§ Set exercise
Write down each entry again, exactly as it reads.

(Dataset items)

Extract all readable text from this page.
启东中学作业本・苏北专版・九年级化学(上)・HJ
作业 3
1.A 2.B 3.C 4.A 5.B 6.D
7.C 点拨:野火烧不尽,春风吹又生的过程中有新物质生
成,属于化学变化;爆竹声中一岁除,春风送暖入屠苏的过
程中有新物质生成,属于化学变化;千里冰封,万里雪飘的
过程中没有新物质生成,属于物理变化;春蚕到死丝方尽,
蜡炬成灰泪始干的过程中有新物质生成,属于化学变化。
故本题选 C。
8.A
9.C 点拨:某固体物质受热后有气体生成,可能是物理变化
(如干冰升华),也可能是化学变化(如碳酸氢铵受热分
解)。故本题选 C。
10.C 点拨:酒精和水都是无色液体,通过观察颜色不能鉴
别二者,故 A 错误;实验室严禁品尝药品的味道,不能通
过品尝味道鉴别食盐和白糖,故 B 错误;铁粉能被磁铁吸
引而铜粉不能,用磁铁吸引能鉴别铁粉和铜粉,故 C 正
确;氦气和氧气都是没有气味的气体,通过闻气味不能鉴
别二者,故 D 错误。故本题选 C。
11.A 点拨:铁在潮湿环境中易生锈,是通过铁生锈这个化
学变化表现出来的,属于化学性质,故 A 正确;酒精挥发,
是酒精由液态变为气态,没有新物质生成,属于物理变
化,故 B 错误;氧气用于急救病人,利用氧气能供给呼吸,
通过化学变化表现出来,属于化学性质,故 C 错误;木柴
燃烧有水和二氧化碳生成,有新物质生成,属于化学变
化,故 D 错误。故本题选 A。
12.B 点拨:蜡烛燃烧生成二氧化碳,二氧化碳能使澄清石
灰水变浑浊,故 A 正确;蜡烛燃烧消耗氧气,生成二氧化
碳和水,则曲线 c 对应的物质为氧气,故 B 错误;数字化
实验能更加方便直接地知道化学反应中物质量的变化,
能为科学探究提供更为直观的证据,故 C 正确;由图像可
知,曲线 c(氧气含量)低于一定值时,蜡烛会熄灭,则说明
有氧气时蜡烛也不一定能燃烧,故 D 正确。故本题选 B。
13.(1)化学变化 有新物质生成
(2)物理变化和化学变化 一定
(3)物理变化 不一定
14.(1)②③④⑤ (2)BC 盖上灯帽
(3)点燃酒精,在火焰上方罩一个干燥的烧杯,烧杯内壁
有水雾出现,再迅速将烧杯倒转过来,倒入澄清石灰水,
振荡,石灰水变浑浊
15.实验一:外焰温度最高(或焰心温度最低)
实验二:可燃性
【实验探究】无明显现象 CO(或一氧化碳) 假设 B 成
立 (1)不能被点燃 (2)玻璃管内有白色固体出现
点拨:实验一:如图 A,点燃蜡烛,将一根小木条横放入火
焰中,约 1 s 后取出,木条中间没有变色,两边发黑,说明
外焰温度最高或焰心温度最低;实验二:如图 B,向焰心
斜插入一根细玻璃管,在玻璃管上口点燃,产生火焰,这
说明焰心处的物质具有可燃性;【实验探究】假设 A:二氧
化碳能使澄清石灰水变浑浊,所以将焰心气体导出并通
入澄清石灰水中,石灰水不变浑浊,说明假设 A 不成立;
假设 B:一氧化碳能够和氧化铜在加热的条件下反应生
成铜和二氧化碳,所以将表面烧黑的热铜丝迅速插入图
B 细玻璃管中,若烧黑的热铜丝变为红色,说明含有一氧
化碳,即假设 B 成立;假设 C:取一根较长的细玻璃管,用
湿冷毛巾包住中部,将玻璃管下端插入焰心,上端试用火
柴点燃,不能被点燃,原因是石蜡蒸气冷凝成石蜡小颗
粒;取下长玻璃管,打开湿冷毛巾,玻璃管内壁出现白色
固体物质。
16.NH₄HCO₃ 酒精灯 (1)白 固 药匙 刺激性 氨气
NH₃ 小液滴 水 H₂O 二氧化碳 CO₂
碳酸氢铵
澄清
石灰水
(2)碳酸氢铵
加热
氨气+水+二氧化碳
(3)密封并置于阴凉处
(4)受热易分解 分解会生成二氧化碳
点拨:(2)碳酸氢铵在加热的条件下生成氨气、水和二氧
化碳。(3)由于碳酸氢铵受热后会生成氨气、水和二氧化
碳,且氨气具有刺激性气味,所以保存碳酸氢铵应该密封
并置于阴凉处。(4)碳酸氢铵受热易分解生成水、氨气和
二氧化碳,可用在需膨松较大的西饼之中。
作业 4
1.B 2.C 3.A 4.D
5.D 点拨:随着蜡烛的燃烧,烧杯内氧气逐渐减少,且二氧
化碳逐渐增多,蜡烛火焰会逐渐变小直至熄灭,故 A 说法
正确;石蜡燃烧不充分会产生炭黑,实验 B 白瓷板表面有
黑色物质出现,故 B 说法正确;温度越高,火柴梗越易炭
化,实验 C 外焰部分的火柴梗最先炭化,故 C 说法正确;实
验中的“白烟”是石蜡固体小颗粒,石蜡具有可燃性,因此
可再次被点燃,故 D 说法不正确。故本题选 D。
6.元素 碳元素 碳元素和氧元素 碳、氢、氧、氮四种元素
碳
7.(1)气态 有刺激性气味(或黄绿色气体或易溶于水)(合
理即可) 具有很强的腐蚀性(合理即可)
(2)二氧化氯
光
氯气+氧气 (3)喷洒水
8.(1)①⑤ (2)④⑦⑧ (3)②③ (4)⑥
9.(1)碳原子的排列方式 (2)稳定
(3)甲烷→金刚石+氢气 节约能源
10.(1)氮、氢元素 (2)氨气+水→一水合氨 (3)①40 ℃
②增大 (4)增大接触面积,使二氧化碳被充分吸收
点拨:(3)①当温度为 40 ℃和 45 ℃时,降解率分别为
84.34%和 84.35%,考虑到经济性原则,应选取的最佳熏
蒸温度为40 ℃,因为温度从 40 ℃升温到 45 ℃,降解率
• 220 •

§ Exercise result
Extract all readable text from this page.
启东中学作业本・苏北专版・九年级化学(上)・HJ
作业 3
1.A 2.B 3.C 4.A 5.B 6.D
7.C 点拨:野火烧不尽,春风吹又生的过程中有新物质生
成,属于化学变化;爆竹声中一岁除,春风送暖入屠苏的过
程中有新物质生成,属于化学变化;千里冰封,万里雪飘的
过程中没有新物质生成,属于物理变化;春蚕到死丝方尽,
蜡炬成灰泪始干的过程中有新物质生成,属于化学变化。
故本题选 C。
8.A
9.C 点拨:某固体物质受热后有气体生成,可能是物理变化
(如干冰升华),也可能是化学变化(如碳酸氢铵受热分
解)。故本题选 C。
10.C 点拨:酒精和水都是无色液体,通过观察颜色不能鉴
别二者,故 A 错误;实验室严禁品尝药品的味道,不能通
过品尝味道鉴别食盐和白糖,故 B 错误;铁粉能被磁铁吸
引而铜粉不能,用磁铁吸引能鉴别铁粉和铜粉,故 C 正
确;氦气和氧气都是没有气味的气体,通过闻气味不能鉴
别二者,故 D 错误。故本题选 C。
11.A 点拨:铁在潮湿环境中易生锈,是通过铁生锈这个化
学变化表现出来的,属于化学性质,故 A 正确;酒精挥发,
是酒精由液态变为气态,没有新物质生成,属于物理变
化,故 B 错误;氧气用于急救病人,利用氧气能供给呼吸,
通过化学变化表现出来,属于化学性质,故 C 错误;木柴
燃烧有水和二氧化碳生成,有新物质生成,属于化学变
化,故 D 错误。故本题选 A。
12.B 点拨:蜡烛燃烧生成二氧化碳,二氧化碳能使澄清石
灰水变浑浊,故 A 正确;蜡烛燃烧消耗氧气,生成二氧化
碳和水,则曲线 c 对应的物质为氧气,故 B 错误;数字化
实验能更加方便直接地知道化学反应中物质量的变化,
能为科学探究提供更为直观的证据,故 C 正确;由图像可
知,曲线 c(氧气含量)低于一定值时,蜡烛会熄灭,则说明
有氧气时蜡烛也不一定能燃烧,故 D 正确。故本题选 B。
13.(1)化学变化 有新物质生成
(2)物理变化和化学变化 一定
(3)物理变化 不一定
14.(1)②③④⑤ (2)BC 盖上灯帽
(3)点燃酒精,在火焰上方罩一个干燥的烧杯,烧杯内壁
有水雾出现,再迅速将烧杯倒转过来,倒入澄清石灰水,
振荡,石灰水变浑浊
15.实验一:外焰温度最高(或焰心温度最低)
实验二:可燃性
【实验探究】无明显现象 CO(或一氧化碳) 假设 B 成
立 (1)不能被点燃 (2)玻璃管内有白色固体出现
点拨:实验一:如图 A,点燃蜡烛,将一根小木条横放入火
焰中,约 1 s 后取出,木条中间没有变色,两边发黑,说明
外焰温度最高或焰心温度最低;实验二:如图 B,向焰心
斜插入一根细玻璃管,在玻璃管上口点燃,产生火焰,这
说明焰心处的物质具有可燃性;【实验探究】假设 A:二氧
化碳能使澄清石灰水变浑浊,所以将焰心气体导出并通
入澄清石灰水中,石灰水不变浑浊,说明假设 A 不成立;
假设 B:一氧化碳能够和氧化铜在加热的条件下反应生
成铜和二氧化碳,所以将表面烧黑的热铜丝迅速插入图
B 细玻璃管中,若烧黑的热铜丝变为红色,说明含有一氧
化碳,即假设 B 成立;假设 C:取一根较长的细玻璃管,用
湿冷毛巾包住中部,将玻璃管下端插入焰心,上端试用火
柴点燃,不能被点燃,原因是石蜡蒸气冷凝成石蜡小颗
粒;取下长玻璃管,打开湿冷毛巾,玻璃管内壁出现白色
固体物质。
16.NH₄HCO₃ 酒精灯 (1)白 固 药匙 刺激性 氨气
NH₃ 小液滴 水 H₂O 二氧化碳 CO₂
碳酸氢铵
澄清
石灰水
(2)碳酸氢铵
加热
氨气+水+二氧化碳
(3)密封并置于阴凉处
(4)受热易分解 分解会生成二氧化碳
点拨:(2)碳酸氢铵在加热的条件下生成氨气、水和二氧
化碳。(3)由于碳酸氢铵受热后会生成氨气、水和二氧化
碳,且氨气具有刺激性气味,所以保存碳酸氢铵应该密封
并置于阴凉处。(4)碳酸氢铵受热易分解生成水、氨气和
二氧化碳,可用在需膨松较大的西饼之中。
作业 4
1.B 2.C 3.A 4.D
5.D 点拨:随着蜡烛的燃烧,烧杯内氧气逐渐减少,且二氧
化碳逐渐增多,蜡烛火焰会逐渐变小直至熄灭,故 A 说法
正确;石蜡燃烧不充分会产生炭黑,实验 B 白瓷板表面有
黑色物质出现,故 B 说法正确;温度越高,火柴梗越易炭
化,实验 C 外焰部分的火柴梗最先炭化,故 C 说法正确;实
验中的“白烟”是石蜡固体小颗粒,石蜡具有可燃性,因此
可再次被点燃,故 D 说法不正确。故本题选 D。
6.元素 碳元素 碳元素和氧元素 碳、氢、氧、氮四种元素
碳
7.(1)气态 有刺激性气味(或黄绿色气体或易溶于水)(合
理即可) 具有很强的腐蚀性(合理即可)
(2)二氧化氯
光
氯气+氧气 (3)喷洒水
8.(1)①⑤ (2)④⑦⑧ (3)②③ (4)⑥
9.(1)碳原子的排列方式 (2)稳定
(3)甲烷→金刚石+氢气 节约能源
10.(1)氮、氢元素 (2)氨气+水→一水合氨 (3)①40 ℃
②增大 (4)增大接触面积,使二氧化碳被充分吸收
点拨:(3)①当温度为 40 ℃和 45 ℃时,降解率分别为
84.34%和 84.35%,考虑到经济性原则,应选取的最佳熏
蒸温度为40 ℃,因为温度从 40 ℃升温到 45 ℃,降解率
• 220 •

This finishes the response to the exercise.